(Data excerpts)

+ + +

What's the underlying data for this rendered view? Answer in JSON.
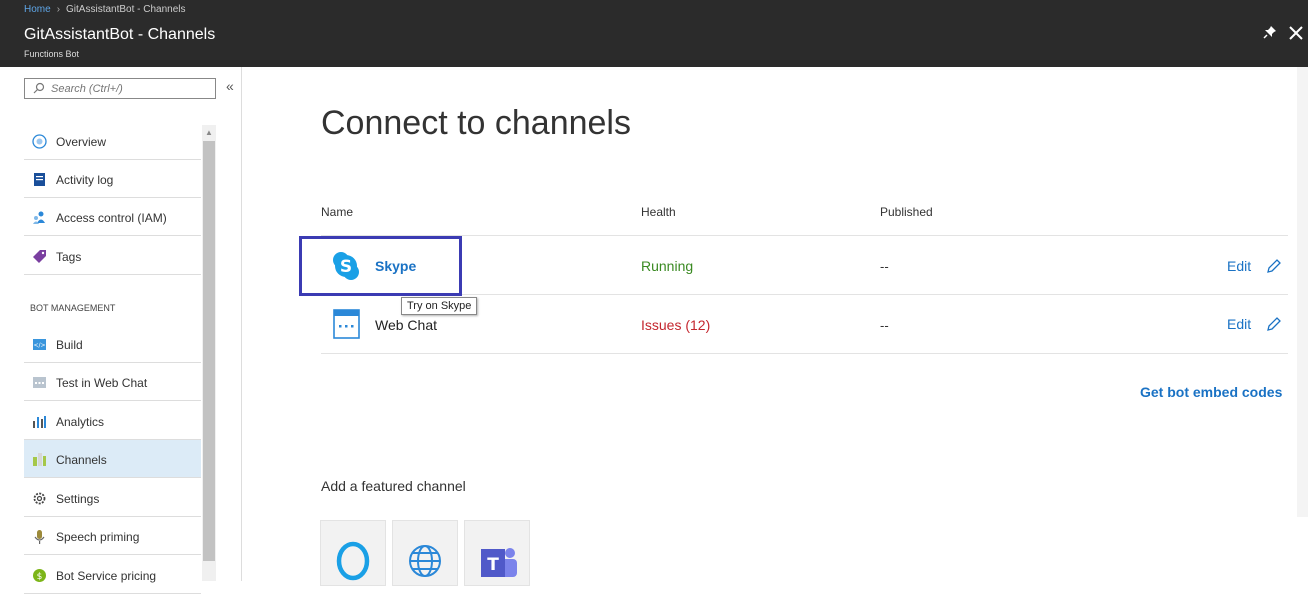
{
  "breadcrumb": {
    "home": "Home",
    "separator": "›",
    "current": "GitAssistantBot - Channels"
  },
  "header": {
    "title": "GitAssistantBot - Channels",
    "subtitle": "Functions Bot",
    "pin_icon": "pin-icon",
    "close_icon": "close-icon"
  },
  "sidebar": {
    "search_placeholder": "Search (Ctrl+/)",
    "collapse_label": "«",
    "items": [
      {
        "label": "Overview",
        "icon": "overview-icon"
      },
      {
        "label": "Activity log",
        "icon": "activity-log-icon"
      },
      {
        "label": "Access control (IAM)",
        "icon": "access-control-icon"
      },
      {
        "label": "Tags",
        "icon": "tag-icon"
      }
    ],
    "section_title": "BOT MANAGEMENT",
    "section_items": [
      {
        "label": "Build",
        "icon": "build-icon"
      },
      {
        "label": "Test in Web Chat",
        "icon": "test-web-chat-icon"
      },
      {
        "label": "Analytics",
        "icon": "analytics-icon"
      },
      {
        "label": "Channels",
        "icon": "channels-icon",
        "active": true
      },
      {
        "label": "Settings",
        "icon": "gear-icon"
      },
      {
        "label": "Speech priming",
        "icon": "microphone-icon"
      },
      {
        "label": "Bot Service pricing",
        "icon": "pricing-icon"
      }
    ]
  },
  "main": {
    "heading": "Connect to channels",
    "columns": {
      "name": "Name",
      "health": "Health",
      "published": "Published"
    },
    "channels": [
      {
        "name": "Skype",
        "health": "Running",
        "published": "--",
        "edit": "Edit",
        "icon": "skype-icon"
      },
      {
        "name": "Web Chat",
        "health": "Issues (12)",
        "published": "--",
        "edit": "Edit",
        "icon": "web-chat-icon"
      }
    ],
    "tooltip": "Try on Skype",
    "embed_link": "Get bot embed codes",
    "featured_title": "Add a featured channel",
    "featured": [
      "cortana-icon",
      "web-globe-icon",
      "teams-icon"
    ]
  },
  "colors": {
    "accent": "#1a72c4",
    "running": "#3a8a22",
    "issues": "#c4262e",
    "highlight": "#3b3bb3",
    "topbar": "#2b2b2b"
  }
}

+ + +

▶ _WORK INSTRUCTIONS_: Look through the records and gather every line containing "control".

▶ _EXERCISE OUTPUT_:
        "label": "Access control (IAM)",
        "icon": "access-control-icon"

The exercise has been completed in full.